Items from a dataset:
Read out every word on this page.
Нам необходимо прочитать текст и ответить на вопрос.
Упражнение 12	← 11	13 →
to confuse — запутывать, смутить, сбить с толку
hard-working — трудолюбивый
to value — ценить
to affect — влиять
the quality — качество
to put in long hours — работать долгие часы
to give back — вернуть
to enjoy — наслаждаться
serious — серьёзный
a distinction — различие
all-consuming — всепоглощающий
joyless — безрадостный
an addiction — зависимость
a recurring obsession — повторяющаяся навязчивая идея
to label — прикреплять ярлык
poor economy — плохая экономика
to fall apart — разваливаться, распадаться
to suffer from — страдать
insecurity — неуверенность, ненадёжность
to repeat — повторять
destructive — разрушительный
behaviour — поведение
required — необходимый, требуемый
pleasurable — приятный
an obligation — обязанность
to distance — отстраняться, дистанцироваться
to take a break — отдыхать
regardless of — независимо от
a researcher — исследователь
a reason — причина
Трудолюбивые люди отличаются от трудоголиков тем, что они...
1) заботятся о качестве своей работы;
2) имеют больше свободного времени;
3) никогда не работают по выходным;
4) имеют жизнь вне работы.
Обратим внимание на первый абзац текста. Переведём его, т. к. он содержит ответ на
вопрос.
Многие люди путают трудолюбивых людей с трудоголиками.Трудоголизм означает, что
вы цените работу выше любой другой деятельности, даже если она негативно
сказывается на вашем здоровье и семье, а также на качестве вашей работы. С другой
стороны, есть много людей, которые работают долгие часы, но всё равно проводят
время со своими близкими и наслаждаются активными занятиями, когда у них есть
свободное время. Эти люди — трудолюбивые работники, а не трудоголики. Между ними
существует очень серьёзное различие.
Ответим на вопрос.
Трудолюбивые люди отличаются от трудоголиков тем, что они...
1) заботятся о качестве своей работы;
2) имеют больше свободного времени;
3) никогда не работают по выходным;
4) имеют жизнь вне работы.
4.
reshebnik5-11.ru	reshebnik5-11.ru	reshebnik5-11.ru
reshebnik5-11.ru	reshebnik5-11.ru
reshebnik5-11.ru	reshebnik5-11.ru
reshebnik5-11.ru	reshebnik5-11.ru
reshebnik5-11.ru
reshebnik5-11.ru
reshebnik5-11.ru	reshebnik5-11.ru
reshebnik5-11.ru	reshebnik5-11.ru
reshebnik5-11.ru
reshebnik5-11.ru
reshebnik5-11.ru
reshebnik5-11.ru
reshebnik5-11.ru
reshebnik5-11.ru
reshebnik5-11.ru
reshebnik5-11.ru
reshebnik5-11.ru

[Direction]:
Filter the entries down to the lines with the word "другой" in them.

[Solution to this exercise]:
вы цените работу выше любой другой деятельности, даже если она негативно
сказывается на вашем здоровье и семье, а также на качестве вашей работы. С другой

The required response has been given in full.